• **WRITTEN EXERCISE**: Print the listing below in its entirety, character for character.

• **RECORDS SHOWN**:
◆ ◆ ◆ ◆

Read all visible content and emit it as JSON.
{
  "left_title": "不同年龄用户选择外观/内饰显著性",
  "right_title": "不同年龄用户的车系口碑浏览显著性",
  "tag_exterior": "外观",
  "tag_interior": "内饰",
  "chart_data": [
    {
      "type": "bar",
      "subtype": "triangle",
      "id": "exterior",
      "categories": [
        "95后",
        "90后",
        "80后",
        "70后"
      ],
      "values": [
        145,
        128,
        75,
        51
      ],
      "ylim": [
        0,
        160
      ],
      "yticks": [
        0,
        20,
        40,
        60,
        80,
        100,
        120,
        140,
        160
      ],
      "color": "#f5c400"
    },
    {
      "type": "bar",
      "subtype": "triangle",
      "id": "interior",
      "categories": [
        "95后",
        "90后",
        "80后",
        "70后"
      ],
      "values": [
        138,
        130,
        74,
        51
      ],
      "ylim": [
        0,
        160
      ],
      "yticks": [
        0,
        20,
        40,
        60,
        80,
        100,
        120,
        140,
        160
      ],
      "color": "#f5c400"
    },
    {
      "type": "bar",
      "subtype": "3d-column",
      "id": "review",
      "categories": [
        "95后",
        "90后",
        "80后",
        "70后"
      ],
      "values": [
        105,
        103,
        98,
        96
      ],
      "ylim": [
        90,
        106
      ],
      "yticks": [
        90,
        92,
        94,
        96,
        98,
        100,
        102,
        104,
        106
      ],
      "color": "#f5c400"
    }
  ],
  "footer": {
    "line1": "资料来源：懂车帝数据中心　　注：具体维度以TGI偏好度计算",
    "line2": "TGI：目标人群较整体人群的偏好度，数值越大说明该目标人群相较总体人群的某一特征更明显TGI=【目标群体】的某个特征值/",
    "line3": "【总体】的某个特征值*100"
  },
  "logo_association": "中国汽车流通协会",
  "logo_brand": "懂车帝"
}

◆ ◆ ◆ ◆

• **THE RESPONSE**:
Read all visible content and emit it as JSON.
{
  "left_title": "不同年龄用户选择外观/内饰显著性",
  "right_title": "不同年龄用户的车系口碑浏览显著性",
  "tag_exterior": "外观",
  "tag_interior": "内饰",
  "chart_data": [
    {
      "type": "bar",
      "subtype": "triangle",
      "id": "exterior",
      "categories": [
        "95后",
        "90后",
        "80后",
        "70后"
      ],
      "values": [
        145,
        128,
        75,
        51
      ],
      "ylim": [
        0,
        160
      ],
      "yticks": [
        0,
        20,
        40,
        60,
        80,
        100,
        120,
        140,
        160
      ],
      "color": "#f5c400"
    },
    {
      "type": "bar",
      "subtype": "triangle",
      "id": "interior",
      "categories": [
        "95后",
        "90后",
        "80后",
        "70后"
      ],
      "values": [
        138,
        130,
        74,
        51
      ],
      "ylim": [
        0,
        160
      ],
      "yticks": [
        0,
        20,
        40,
        60,
        80,
        100,
        120,
        140,
        160
      ],
      "color": "#f5c400"
    },
    {
      "type": "bar",
      "subtype": "3d-column",
      "id": "review",
      "categories": [
        "95后",
        "90后",
        "80后",
        "70后"
      ],
      "values": [
        105,
        103,
        98,
        96
      ],
      "ylim": [
        90,
        106
      ],
      "yticks": [
        90,
        92,
        94,
        96,
        98,
        100,
        102,
        104,
        106
      ],
      "color": "#f5c400"
    }
  ],
  "footer": {
    "line1": "资料来源：懂车帝数据中心　　注：具体维度以TGI偏好度计算",
    "line2": "TGI：目标人群较整体人群的偏好度，数值越大说明该目标人群相较总体人群的某一特征更明显TGI=【目标群体】的某个特征值/",
    "line3": "【总体】的某个特征值*100"
  },
  "logo_association": "中国汽车流通协会",
  "logo_brand": "懂车帝"
}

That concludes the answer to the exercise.